### EXERCISE BRIEF:
Copy out all lines carrying the word "земельного".

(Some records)
************

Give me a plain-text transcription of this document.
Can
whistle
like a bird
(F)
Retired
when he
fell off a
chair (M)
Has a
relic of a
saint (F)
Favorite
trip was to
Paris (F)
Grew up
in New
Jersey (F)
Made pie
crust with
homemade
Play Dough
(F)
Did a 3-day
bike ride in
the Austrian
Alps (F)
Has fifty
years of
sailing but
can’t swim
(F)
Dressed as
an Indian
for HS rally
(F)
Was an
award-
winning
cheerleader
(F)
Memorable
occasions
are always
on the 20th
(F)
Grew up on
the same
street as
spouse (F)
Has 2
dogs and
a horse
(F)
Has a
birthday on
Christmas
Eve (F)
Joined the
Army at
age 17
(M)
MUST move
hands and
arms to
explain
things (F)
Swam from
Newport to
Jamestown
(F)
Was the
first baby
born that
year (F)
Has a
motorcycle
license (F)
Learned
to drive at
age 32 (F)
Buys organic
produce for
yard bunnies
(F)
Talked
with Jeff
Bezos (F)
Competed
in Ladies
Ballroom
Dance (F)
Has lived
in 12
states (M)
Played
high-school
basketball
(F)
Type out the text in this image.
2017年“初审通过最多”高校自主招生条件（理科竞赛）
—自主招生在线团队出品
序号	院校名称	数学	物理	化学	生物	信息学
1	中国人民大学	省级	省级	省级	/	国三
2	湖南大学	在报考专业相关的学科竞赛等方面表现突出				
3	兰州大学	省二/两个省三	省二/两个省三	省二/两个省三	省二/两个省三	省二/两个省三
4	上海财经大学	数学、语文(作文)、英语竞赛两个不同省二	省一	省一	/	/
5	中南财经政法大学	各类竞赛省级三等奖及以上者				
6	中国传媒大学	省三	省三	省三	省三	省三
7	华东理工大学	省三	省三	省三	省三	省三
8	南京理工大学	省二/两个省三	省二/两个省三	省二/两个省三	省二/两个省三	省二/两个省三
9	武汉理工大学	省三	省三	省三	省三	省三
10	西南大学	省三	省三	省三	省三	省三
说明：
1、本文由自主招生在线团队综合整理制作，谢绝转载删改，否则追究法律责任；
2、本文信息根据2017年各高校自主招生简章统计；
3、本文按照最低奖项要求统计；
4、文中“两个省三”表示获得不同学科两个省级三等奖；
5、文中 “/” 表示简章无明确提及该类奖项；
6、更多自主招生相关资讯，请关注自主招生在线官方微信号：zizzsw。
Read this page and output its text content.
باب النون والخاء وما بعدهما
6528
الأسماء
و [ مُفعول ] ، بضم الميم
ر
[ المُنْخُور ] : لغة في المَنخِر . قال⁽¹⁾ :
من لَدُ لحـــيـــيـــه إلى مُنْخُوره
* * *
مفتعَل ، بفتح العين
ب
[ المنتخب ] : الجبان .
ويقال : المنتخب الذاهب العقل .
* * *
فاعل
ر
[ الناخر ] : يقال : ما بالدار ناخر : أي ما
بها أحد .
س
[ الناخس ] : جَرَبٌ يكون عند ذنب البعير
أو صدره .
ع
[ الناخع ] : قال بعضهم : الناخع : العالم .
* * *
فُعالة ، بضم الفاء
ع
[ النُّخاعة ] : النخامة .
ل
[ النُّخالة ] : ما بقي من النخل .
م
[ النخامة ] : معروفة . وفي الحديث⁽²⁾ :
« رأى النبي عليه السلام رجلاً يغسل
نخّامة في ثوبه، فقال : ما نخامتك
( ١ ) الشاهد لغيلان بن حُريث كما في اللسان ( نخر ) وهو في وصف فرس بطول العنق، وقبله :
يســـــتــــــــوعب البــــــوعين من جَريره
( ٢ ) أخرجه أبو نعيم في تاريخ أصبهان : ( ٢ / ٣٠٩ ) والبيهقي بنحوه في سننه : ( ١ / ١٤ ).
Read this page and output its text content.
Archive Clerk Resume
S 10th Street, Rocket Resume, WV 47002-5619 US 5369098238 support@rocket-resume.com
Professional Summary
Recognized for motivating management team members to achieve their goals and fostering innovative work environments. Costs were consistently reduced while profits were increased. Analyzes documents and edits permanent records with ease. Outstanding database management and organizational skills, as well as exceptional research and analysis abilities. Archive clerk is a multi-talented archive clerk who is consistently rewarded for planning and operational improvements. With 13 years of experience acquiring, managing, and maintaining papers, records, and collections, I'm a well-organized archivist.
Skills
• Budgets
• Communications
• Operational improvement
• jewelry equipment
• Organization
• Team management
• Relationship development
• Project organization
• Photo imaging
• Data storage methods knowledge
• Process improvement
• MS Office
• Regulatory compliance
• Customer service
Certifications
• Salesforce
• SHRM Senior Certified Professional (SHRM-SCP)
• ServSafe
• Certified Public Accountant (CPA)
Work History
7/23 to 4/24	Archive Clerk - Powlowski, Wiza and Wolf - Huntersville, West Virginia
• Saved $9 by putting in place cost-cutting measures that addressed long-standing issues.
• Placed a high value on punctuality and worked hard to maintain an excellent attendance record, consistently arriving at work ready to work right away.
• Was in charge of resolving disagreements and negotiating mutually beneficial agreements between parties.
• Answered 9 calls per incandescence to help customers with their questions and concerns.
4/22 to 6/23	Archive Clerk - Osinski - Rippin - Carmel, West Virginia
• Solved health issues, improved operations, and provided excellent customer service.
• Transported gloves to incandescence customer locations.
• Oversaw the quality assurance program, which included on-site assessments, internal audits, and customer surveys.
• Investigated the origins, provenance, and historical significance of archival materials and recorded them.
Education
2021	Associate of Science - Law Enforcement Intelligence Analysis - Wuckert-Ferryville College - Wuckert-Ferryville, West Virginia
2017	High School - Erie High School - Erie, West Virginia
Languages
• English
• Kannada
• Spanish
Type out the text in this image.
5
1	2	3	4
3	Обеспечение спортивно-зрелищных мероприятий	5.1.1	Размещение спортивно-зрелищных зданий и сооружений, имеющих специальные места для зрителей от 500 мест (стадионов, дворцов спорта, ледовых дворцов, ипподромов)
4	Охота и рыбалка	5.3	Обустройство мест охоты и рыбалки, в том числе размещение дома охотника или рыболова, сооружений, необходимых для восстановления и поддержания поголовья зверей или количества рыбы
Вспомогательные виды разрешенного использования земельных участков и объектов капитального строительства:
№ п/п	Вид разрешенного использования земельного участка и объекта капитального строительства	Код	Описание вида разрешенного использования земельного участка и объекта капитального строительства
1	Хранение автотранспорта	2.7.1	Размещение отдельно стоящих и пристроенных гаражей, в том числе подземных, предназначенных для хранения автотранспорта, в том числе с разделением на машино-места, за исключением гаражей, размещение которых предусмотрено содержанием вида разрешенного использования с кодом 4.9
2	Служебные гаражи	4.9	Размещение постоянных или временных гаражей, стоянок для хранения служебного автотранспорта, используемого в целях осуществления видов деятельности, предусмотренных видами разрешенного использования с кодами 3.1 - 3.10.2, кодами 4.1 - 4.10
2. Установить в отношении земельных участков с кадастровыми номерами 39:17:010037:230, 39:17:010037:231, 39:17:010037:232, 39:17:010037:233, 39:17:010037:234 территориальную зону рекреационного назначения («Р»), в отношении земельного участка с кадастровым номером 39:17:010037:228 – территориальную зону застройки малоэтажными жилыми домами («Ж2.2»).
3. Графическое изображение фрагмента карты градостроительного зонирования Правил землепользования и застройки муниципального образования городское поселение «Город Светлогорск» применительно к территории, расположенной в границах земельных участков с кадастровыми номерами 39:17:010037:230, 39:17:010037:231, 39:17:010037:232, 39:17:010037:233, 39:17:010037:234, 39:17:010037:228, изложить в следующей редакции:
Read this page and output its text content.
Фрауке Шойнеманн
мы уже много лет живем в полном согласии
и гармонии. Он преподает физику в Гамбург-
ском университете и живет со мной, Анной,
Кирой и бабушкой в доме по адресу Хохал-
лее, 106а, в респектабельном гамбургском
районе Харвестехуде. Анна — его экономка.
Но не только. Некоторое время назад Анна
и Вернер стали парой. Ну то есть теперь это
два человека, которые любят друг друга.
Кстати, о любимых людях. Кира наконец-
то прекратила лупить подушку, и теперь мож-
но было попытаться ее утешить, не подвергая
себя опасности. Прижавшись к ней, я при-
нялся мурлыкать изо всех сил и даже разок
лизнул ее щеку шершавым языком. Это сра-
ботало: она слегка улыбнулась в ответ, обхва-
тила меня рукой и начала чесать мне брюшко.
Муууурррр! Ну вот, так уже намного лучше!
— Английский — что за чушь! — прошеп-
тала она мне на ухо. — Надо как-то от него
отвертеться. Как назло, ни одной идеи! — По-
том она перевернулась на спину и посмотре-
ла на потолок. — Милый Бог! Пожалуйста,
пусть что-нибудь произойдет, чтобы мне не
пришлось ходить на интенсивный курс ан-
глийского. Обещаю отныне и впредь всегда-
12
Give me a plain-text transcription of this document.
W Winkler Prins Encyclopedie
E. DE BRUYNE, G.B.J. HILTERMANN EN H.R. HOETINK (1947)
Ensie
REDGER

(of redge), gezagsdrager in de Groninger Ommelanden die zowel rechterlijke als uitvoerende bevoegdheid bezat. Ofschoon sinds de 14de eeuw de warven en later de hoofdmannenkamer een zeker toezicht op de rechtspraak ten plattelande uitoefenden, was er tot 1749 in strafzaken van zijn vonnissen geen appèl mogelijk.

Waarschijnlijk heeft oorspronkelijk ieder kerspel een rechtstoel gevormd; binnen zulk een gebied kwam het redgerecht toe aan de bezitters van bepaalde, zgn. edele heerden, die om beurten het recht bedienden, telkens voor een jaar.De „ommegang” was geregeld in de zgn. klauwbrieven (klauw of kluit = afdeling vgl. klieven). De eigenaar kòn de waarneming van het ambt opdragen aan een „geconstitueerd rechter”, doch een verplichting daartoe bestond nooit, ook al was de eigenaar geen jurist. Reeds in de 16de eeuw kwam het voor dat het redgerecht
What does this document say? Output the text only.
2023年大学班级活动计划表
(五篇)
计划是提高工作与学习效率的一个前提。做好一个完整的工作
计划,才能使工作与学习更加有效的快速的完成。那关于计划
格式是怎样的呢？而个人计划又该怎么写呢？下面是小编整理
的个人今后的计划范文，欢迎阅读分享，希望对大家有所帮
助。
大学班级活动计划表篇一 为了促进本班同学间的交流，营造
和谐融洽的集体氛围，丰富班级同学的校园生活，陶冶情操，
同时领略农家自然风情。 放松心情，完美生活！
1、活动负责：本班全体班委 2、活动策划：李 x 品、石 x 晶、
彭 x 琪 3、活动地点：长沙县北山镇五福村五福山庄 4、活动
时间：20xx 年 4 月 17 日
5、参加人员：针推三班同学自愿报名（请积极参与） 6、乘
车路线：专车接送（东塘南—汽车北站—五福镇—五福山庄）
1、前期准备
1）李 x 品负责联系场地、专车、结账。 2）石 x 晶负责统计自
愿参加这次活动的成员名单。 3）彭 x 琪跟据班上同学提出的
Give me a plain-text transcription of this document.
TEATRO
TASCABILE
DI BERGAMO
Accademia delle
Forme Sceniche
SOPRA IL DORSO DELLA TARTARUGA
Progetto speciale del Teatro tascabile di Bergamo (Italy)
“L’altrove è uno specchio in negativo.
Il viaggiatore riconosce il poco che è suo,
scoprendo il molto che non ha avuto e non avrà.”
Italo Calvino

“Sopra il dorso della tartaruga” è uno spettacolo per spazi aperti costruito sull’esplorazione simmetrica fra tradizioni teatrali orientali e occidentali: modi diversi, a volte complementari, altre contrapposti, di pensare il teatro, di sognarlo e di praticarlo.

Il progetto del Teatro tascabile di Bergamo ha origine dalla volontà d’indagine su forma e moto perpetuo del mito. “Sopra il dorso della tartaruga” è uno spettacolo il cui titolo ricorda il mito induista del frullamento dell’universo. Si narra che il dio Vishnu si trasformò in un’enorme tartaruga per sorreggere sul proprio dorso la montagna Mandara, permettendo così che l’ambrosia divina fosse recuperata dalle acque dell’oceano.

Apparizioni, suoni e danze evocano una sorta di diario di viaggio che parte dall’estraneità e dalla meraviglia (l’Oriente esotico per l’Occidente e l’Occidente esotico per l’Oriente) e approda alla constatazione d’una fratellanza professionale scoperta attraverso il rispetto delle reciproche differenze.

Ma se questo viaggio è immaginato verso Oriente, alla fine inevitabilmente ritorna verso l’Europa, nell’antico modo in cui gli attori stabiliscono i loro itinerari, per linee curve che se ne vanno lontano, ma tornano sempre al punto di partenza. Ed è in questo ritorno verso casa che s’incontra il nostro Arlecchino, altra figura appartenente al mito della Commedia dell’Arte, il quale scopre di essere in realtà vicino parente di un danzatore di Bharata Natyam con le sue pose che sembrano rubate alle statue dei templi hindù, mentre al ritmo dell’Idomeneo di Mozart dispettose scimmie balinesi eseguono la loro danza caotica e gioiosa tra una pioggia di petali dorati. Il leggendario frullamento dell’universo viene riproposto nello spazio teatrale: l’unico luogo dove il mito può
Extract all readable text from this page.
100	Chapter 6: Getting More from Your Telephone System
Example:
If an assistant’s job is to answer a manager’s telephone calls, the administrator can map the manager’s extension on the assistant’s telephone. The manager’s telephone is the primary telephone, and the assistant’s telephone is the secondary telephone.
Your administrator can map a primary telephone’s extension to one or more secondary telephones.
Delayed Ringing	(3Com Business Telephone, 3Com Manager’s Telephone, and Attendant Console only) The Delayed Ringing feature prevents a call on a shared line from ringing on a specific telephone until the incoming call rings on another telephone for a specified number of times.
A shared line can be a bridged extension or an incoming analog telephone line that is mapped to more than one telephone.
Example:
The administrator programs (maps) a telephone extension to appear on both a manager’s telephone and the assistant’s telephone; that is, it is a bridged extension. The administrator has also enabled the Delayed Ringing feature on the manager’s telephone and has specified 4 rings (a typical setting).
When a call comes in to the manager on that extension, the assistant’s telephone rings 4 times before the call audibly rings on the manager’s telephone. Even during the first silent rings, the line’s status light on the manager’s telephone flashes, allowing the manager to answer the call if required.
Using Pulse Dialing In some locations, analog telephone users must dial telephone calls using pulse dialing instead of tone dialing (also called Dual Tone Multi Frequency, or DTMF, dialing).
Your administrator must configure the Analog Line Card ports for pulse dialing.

************

### EXPECTED ANSWER:
№ п/п	Вид разрешенного использования земельного участка и объекта капитального строительства	Код	Описание вида разрешенного использования земельного участка и объекта капитального строительства
2. Установить в отношении земельных участков с кадастровыми номерами 39:17:010037:230, 39:17:010037:231, 39:17:010037:232, 39:17:010037:233, 39:17:010037:234 территориальную зону рекреационного назначения («Р»), в отношении земельного участка с кадастровым номером 39:17:010037:228 – территориальную зону застройки малоэтажными жилыми домами («Ж2.2»).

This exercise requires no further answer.